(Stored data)
-- begin --
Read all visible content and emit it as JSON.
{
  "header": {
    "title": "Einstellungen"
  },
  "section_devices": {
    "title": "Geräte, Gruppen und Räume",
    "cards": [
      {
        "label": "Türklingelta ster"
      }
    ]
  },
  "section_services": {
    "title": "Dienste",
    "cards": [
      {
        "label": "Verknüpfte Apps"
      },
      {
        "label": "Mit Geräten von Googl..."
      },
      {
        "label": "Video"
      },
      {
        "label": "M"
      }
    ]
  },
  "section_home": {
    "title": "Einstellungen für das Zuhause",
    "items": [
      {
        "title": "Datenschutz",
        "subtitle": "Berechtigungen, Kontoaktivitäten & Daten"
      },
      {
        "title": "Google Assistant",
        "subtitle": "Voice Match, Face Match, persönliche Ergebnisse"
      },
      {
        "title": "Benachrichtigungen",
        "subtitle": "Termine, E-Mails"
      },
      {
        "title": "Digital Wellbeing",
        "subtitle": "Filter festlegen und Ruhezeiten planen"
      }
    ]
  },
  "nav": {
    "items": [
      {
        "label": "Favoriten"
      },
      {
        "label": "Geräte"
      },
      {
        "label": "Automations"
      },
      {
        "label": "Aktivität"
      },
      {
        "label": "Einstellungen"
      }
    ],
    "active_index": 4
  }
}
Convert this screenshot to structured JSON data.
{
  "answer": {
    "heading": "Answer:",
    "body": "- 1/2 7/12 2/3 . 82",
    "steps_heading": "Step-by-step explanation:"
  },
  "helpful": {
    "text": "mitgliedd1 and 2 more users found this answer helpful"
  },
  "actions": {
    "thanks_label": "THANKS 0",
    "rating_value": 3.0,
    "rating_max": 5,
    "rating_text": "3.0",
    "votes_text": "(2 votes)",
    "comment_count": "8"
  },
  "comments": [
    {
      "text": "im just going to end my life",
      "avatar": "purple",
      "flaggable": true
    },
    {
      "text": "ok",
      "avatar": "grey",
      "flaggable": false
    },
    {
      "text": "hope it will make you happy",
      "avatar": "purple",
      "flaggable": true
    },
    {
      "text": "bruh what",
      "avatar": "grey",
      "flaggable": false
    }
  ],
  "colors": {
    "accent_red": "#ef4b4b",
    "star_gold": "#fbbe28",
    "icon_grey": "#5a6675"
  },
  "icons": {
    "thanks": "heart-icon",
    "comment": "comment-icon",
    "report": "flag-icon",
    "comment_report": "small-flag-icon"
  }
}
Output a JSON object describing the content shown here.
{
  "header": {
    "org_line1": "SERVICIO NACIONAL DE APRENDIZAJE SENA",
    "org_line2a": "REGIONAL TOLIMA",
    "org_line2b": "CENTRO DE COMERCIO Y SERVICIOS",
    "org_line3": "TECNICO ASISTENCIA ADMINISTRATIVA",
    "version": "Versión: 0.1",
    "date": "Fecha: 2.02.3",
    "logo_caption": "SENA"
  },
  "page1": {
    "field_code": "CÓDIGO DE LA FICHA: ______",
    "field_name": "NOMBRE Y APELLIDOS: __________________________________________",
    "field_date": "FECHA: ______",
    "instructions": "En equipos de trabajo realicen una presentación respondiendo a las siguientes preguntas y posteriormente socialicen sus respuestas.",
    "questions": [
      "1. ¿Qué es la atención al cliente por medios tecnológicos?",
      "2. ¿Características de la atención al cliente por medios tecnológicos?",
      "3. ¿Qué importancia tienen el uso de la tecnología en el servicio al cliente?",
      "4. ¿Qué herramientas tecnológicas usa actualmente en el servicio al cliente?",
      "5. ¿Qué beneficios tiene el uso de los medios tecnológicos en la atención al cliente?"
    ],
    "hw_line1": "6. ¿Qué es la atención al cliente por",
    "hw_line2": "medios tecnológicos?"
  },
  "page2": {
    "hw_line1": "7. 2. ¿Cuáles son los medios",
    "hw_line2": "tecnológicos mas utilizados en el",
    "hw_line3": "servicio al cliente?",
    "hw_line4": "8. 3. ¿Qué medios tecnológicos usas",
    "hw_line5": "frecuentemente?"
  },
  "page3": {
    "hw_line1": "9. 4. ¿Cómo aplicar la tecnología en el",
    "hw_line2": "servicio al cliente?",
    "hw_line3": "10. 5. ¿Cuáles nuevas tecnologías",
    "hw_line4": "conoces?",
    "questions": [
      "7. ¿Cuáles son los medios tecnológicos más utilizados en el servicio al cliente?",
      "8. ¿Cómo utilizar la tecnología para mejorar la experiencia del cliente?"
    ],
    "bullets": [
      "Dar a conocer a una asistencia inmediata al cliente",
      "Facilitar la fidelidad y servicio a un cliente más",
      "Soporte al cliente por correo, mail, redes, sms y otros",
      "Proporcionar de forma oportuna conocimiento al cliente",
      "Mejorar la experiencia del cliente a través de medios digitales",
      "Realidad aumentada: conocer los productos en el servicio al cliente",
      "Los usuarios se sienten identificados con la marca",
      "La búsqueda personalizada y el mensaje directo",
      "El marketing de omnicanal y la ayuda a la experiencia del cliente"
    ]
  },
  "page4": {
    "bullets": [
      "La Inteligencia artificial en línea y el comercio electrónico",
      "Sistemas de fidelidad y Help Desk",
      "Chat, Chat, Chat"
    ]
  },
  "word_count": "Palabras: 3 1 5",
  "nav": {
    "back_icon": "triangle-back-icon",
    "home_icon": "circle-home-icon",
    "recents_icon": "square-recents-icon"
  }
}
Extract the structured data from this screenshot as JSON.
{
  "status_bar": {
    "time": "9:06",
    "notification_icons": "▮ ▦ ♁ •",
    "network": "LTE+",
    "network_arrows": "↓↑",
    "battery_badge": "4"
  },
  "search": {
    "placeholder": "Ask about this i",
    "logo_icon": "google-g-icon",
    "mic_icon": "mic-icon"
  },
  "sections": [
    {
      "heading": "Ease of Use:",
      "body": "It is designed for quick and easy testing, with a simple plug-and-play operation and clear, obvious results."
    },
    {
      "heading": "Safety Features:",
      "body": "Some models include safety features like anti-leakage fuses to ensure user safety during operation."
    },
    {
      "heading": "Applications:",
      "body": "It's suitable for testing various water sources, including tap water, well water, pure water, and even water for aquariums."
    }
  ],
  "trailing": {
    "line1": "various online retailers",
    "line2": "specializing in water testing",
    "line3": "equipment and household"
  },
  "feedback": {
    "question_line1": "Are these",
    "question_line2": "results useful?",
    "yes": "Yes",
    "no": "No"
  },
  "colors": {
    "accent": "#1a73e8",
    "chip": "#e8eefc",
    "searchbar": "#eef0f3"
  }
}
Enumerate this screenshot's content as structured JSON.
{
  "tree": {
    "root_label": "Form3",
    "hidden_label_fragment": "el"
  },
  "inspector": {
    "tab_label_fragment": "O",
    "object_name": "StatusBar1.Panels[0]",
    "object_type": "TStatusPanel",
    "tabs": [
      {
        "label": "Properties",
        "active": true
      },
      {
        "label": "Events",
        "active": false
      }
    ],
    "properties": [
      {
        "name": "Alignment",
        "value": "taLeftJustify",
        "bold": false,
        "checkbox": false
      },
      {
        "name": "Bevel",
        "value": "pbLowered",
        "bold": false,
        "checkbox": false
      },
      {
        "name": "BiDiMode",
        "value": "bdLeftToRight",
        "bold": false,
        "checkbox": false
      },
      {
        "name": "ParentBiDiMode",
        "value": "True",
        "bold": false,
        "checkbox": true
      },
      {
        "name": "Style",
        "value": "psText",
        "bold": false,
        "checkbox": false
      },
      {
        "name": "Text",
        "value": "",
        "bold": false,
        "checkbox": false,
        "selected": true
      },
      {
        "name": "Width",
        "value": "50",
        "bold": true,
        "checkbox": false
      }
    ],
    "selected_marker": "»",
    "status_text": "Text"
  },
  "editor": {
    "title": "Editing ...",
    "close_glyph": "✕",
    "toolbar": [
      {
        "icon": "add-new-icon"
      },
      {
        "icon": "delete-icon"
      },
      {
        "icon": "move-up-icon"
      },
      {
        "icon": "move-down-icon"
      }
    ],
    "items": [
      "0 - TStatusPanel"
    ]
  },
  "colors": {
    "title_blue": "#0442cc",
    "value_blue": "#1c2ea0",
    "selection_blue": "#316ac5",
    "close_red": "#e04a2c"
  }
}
-- end --
Keep only those lines of the records that hold "content", and return them.

Read all visible content and emit it as JSON.
Output a JSON object describing the content shown here.
Enumerate this screenshot's content as structured JSON.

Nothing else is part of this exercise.